§ **ENTRIES SHOWN**:

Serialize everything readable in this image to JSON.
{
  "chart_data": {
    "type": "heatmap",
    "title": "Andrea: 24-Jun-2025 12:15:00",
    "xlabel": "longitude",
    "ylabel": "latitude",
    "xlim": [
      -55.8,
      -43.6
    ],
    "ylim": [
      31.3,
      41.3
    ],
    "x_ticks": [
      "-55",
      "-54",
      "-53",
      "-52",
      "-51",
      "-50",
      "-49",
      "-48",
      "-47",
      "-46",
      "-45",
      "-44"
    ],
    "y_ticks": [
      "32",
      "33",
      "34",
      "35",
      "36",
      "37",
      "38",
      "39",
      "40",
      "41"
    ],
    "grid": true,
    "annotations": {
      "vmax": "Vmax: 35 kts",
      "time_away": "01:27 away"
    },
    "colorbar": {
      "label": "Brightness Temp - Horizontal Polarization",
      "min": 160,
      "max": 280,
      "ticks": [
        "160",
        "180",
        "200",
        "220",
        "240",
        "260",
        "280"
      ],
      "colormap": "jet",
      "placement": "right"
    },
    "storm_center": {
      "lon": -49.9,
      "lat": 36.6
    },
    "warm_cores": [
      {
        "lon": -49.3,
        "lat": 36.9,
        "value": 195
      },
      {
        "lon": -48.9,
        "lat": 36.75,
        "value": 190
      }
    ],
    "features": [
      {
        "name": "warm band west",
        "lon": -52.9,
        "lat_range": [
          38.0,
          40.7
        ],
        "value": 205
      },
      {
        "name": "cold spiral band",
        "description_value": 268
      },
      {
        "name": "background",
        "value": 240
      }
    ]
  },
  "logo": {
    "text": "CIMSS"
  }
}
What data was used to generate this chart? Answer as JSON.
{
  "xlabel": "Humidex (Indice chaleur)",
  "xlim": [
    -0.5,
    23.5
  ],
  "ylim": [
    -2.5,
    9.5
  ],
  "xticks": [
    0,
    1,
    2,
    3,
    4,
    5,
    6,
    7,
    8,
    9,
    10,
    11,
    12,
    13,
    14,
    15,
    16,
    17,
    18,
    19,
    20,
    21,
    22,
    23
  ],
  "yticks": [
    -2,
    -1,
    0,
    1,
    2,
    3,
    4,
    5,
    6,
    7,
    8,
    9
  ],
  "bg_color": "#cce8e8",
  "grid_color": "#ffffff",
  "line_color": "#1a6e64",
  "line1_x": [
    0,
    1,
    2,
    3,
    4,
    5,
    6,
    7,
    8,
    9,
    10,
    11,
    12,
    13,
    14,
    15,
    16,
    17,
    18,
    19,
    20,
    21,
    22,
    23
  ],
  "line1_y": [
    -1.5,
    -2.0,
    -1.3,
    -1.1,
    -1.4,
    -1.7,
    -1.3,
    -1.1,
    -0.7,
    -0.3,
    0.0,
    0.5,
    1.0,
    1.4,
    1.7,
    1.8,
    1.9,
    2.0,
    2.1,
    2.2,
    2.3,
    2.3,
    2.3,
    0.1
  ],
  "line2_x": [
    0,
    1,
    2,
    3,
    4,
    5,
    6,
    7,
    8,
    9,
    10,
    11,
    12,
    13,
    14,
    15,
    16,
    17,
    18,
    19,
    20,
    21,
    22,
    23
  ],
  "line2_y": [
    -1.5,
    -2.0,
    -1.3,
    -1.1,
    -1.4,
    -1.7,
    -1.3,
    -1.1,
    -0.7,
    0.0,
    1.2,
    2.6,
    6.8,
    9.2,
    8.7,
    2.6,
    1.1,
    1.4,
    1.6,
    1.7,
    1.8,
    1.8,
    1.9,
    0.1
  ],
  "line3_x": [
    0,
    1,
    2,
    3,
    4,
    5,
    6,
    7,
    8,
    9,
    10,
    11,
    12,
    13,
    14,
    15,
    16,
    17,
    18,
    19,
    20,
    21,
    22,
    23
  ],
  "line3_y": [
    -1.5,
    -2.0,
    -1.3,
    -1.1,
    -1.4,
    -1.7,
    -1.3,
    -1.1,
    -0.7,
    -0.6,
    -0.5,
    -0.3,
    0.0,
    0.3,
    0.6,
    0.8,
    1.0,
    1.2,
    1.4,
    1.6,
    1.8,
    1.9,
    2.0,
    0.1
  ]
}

§ **PROMPT**: Whenever "name" turns up in a line, pick that line out.

§ **PROBLEM SOLUTION**:
        "name": "warm band west",
        "name": "cold spiral band",
        "name": "background",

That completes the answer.